■ **指定タスク A**
マスクをめぐる原文のうち、「なぜ売れ残っているのだろう。」から「が求めるマスクが入っている。」までの範囲をそのまま書き写してください。
■ **指定タスク B**
マスクをめぐる原文について、提示された最後の文の直後から続きを書いてください。

■ **原文**
50枚入りの箱だが、中を開けて見るとほとんど残っている。
「え?あるじゃないですか。これだけあれば十分では?」
私がそう言うと、義母は言った。
「こんなのお父さんと毎日使ったらあっという間に無くなるわよ」
そうか…どうやら今回の件で、義母は毎日マスクで予防したい人に変わったようだ。
それで私は帰り道、ドラッグストアに寄ってみた。
するとやはりマスク売り場はごっそりとその箇所だけ空の状態だったのだが、何とラッキーな事に、一箱だけポツンと残っていた。50枚入りの箱だ。
なぜ売れ残っているのだろう。違和感があったが、売り場にあるという事は買っていいのよね…と思い私はカゴに入れた。
するとその直後に子連れの女性が私の横に立った。
そして言った。
「あー!やっぱりここも売り切れね!」
どうやらマスクを買いに来た様子。
すると手を引かれていた子供が言った。
「どこに行っても無いの?どうするの?」
私は自分が腕に抱えているカゴが異常に重く感じた。気まずい…。私のカゴに彼女達が求めるマスクが入っている。

■ **提供資料**
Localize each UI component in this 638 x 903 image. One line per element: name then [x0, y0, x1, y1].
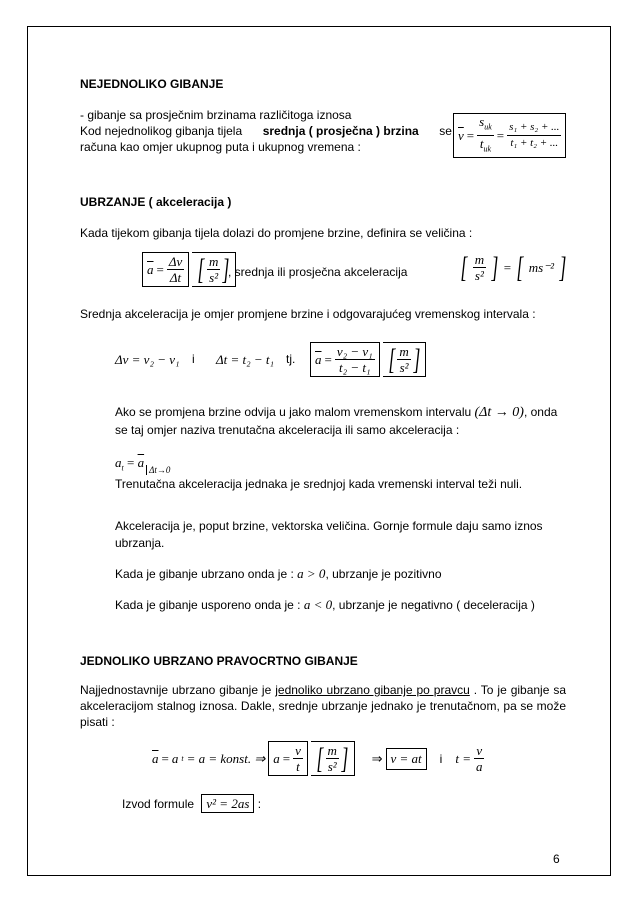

■ **回答 A**
なぜ売れ残っているのだろう。違和感があったが、売り場にあるという事は買っていいのよね…と思い私はカゴに入れた。
するとその直後に子連れの女性が私の横に立った。
そして言った。
「あー!やっぱりここも売り切れね!」
どうやらマスクを買いに来た様子。
すると手を引かれていた子供が言った。
「どこに行っても無いの?どうするの?」
私は自分が腕に抱えているカゴが異常に重く感じた。気まずい…。私のカゴに彼女達が求めるマスクが入っている。

■ **回答 B**
「あの…これ、良かったらどうぞ」
そう喉まで出かかったが言えなかった。
マスクが欲しかったというより、咄嗟に声をかける勇気が無かった。
そうして手に入れたマスクを翌日、義母に届けると、義母は満足したようにマスクの箱を押入れに入れた。
「使わないんですか?」
義母の様子を見ていると、マスクを使いそうな気配を感じなかったのでそう聞いた。すると義母は、
「いざという時の為のお守りよ」と言った。
何だかマスクが家にあるという事だけで満足しているように見えた。
こんな事ならあの親子にマスクを譲れば良かった…今更ながら後悔している。